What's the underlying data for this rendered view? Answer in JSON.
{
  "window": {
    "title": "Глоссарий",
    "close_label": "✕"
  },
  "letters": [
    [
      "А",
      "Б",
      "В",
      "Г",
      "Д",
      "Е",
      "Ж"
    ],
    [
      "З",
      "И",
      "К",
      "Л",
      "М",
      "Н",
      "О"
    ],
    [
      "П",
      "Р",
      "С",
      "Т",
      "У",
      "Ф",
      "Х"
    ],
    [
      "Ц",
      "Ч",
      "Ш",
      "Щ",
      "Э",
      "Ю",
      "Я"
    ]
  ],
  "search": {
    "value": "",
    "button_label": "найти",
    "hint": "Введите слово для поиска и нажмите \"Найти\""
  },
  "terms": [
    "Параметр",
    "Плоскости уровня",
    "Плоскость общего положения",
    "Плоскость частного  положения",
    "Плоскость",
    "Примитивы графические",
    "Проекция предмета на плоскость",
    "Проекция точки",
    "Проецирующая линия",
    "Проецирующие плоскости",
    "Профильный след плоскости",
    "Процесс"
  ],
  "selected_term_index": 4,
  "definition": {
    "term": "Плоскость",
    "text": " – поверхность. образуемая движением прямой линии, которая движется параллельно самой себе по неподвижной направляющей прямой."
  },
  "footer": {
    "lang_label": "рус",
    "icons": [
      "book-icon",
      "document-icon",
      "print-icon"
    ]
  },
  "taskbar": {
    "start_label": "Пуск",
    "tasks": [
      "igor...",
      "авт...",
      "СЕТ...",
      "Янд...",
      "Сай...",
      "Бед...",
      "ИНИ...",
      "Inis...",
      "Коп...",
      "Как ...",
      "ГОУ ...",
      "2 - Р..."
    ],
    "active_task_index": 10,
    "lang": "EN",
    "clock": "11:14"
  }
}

## Task objective
Transcribe all of the entries without altering anything.

## Solution
What's the underlying data for this rendered view? Answer in JSON.
{
  "window": {
    "title": "Глоссарий",
    "close_label": "✕"
  },
  "letters": [
    [
      "А",
      "Б",
      "В",
      "Г",
      "Д",
      "Е",
      "Ж"
    ],
    [
      "З",
      "И",
      "К",
      "Л",
      "М",
      "Н",
      "О"
    ],
    [
      "П",
      "Р",
      "С",
      "Т",
      "У",
      "Ф",
      "Х"
    ],
    [
      "Ц",
      "Ч",
      "Ш",
      "Щ",
      "Э",
      "Ю",
      "Я"
    ]
  ],
  "search": {
    "value": "",
    "button_label": "найти",
    "hint": "Введите слово для поиска и нажмите \"Найти\""
  },
  "terms": [
    "Параметр",
    "Плоскости уровня",
    "Плоскость общего положения",
    "Плоскость частного  положения",
    "Плоскость",
    "Примитивы графические",
    "Проекция предмета на плоскость",
    "Проекция точки",
    "Проецирующая линия",
    "Проецирующие плоскости",
    "Профильный след плоскости",
    "Процесс"
  ],
  "selected_term_index": 4,
  "definition": {
    "term": "Плоскость",
    "text": " – поверхность. образуемая движением прямой линии, которая движется параллельно самой себе по неподвижной направляющей прямой."
  },
  "footer": {
    "lang_label": "рус",
    "icons": [
      "book-icon",
      "document-icon",
      "print-icon"
    ]
  },
  "taskbar": {
    "start_label": "Пуск",
    "tasks": [
      "igor...",
      "авт...",
      "СЕТ...",
      "Янд...",
      "Сай...",
      "Бед...",
      "ИНИ...",
      "Inis...",
      "Коп...",
      "Как ...",
      "ГОУ ...",
      "2 - Р..."
    ],
    "active_task_index": 10,
    "lang": "EN",
    "clock": "11:14"
  }
}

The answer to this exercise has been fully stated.